- **Required task**
Across the listing below, how many lines hold "text"? Reply with the number by itself.

(Rows from a dataset)
──────────

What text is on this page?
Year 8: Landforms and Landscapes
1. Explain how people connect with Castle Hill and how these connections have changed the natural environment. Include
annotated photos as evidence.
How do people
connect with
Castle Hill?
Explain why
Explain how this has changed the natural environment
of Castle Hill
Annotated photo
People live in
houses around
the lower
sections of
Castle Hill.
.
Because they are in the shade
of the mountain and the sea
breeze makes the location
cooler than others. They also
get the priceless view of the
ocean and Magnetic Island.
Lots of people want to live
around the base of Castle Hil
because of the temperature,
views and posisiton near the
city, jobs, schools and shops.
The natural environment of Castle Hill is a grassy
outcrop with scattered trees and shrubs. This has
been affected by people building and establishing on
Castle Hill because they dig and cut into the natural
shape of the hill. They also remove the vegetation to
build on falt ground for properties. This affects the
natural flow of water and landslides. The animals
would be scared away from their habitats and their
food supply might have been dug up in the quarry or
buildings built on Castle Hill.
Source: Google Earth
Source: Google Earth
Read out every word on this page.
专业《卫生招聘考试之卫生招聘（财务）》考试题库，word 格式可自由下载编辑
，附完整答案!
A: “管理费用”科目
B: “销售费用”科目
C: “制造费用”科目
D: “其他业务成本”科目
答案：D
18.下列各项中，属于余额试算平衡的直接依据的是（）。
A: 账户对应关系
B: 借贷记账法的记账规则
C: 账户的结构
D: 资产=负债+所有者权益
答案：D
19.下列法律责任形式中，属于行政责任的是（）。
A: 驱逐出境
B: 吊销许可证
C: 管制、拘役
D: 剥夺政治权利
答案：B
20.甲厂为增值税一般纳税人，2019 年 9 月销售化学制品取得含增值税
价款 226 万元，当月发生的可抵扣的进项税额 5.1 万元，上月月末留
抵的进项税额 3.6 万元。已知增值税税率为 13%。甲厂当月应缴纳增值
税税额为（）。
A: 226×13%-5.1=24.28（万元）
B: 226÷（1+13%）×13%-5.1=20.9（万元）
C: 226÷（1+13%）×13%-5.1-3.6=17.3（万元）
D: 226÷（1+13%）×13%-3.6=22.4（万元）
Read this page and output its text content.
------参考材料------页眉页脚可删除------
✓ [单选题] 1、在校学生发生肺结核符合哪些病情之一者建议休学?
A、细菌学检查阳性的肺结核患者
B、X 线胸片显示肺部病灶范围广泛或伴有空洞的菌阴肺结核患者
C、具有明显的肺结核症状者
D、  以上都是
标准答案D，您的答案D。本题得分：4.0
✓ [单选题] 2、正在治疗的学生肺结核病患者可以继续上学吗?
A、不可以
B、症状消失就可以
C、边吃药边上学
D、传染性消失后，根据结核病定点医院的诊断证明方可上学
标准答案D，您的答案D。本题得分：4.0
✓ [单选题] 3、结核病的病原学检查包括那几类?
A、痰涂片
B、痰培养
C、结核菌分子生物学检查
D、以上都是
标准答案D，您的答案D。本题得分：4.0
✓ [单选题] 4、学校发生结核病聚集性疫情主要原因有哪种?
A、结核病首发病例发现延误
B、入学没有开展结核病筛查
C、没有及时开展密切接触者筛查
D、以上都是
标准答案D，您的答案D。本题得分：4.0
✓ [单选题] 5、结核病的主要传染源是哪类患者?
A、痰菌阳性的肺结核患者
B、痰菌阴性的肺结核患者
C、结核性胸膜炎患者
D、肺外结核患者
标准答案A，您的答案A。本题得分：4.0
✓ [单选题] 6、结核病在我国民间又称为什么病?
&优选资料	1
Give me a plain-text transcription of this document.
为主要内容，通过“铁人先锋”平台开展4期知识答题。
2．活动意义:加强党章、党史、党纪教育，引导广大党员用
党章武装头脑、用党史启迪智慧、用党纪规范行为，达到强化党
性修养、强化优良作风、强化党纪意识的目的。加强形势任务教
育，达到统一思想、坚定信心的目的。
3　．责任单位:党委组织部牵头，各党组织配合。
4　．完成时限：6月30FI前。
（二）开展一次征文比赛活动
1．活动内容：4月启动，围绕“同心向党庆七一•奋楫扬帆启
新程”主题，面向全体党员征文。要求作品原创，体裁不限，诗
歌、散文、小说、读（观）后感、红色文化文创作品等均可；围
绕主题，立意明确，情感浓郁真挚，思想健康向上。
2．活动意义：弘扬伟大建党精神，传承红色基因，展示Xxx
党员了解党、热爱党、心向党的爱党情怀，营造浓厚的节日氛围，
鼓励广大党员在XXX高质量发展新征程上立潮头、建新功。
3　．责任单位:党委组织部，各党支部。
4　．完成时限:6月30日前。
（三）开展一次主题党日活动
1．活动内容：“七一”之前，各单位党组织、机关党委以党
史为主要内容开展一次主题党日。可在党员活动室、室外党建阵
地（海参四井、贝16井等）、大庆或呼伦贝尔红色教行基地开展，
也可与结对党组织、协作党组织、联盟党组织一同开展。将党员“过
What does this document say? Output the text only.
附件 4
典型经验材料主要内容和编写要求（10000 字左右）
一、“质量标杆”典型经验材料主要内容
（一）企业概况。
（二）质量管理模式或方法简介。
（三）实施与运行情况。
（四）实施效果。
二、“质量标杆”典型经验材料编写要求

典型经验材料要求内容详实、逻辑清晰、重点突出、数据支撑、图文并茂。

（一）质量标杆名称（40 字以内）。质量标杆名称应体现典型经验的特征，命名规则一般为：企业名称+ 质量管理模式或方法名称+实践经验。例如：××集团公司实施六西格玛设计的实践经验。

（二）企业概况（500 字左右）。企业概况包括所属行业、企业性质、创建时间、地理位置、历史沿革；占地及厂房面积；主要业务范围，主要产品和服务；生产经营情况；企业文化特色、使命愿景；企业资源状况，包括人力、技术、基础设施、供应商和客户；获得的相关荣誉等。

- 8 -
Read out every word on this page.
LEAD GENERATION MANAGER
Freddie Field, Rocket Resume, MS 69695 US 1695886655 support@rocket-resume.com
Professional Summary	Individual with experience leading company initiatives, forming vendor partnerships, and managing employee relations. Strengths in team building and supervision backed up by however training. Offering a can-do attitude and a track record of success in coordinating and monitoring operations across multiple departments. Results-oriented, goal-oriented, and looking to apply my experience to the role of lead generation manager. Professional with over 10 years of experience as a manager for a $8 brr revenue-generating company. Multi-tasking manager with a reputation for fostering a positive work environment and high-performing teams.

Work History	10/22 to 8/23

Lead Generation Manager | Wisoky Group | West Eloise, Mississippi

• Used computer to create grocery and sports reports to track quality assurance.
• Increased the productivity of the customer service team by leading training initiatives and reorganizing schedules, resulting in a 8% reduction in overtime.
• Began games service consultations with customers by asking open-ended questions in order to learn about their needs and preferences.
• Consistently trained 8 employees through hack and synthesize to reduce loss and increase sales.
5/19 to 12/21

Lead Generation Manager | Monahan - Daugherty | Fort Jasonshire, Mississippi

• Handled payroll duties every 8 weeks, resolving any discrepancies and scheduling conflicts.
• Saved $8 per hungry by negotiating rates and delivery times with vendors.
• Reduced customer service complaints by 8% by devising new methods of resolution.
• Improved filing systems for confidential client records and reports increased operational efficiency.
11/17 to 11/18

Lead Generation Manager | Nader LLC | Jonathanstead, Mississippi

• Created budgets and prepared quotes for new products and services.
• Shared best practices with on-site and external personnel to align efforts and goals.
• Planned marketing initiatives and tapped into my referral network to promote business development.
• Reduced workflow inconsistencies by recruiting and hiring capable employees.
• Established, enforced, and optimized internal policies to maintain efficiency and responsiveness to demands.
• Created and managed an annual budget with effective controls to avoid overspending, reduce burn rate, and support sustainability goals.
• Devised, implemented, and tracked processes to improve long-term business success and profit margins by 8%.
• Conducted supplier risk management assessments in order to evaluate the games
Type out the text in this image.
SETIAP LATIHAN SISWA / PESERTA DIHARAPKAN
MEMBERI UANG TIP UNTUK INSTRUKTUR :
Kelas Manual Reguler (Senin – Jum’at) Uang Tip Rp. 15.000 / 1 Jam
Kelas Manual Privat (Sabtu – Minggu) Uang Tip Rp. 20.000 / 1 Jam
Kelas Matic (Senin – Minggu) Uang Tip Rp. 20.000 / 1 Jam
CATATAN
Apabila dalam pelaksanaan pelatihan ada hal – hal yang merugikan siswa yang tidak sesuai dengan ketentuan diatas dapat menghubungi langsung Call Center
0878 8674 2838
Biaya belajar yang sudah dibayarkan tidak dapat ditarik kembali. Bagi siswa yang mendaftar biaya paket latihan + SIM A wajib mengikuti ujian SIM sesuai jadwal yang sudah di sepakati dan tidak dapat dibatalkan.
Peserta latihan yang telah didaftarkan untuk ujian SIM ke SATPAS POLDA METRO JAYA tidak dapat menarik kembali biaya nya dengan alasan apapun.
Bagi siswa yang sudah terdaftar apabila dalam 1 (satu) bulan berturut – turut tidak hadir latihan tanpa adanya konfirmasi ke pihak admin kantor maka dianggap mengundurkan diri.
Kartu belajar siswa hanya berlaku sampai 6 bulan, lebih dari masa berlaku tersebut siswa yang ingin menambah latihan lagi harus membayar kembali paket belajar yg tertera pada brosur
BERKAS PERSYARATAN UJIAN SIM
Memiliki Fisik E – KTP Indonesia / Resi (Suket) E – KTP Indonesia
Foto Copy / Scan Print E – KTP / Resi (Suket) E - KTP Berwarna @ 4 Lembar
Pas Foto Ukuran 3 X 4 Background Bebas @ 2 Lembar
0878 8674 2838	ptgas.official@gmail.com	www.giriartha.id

──────────

- **Answer below**
5